- Provided information
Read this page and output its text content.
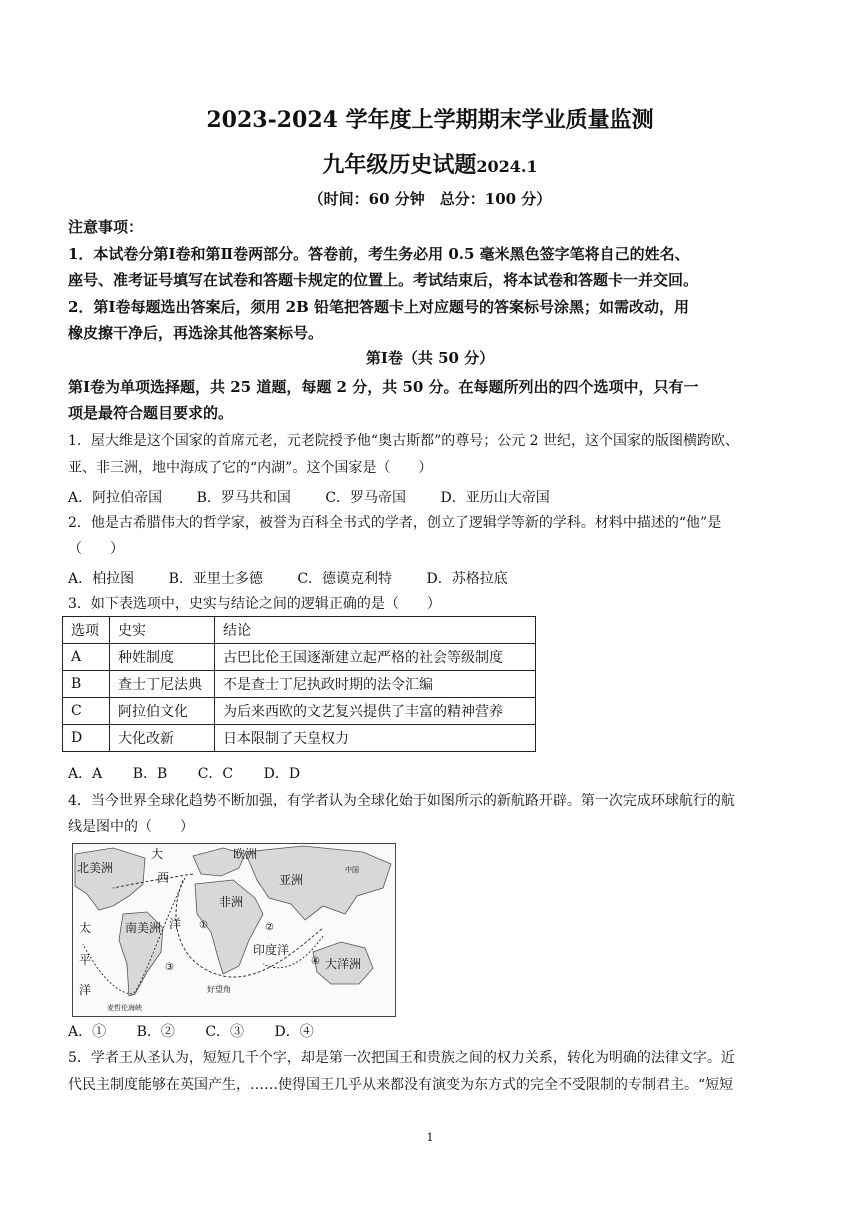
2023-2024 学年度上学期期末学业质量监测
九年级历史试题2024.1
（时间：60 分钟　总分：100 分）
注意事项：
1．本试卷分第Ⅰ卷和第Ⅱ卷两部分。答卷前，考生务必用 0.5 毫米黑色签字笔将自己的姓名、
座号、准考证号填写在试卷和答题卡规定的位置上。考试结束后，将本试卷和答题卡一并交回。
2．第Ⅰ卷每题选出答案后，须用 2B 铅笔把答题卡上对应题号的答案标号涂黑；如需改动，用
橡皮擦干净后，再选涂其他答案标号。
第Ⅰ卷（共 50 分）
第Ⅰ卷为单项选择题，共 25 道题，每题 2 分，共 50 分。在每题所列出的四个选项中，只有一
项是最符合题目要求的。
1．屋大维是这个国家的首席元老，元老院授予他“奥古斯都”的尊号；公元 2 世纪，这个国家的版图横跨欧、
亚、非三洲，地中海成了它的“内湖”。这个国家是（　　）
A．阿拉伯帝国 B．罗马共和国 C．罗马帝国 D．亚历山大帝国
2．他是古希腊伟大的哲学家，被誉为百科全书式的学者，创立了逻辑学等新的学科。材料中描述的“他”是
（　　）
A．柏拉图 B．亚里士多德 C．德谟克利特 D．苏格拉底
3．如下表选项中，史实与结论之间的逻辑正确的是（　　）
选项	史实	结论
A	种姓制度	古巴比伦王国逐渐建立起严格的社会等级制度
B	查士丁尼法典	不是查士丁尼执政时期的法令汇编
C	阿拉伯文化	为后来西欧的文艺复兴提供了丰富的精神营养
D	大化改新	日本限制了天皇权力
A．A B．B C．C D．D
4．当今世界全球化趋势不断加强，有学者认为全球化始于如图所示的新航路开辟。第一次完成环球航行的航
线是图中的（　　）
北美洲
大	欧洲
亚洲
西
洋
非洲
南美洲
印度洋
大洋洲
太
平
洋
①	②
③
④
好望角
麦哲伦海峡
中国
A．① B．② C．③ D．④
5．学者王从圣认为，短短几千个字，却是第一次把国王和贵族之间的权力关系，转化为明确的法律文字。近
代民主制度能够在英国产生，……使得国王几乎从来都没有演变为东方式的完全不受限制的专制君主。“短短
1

* * *

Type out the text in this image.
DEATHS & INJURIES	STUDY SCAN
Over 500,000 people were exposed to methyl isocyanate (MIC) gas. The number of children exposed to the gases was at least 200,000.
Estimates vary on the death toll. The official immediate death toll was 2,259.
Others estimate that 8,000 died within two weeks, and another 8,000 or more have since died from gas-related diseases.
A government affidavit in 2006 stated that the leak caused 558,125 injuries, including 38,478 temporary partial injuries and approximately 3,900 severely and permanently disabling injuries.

- To be done
Look through the data above. Find each line with the string "this" and copy it.

- Result below
Read this page and output its text content.
Type out the text in this image.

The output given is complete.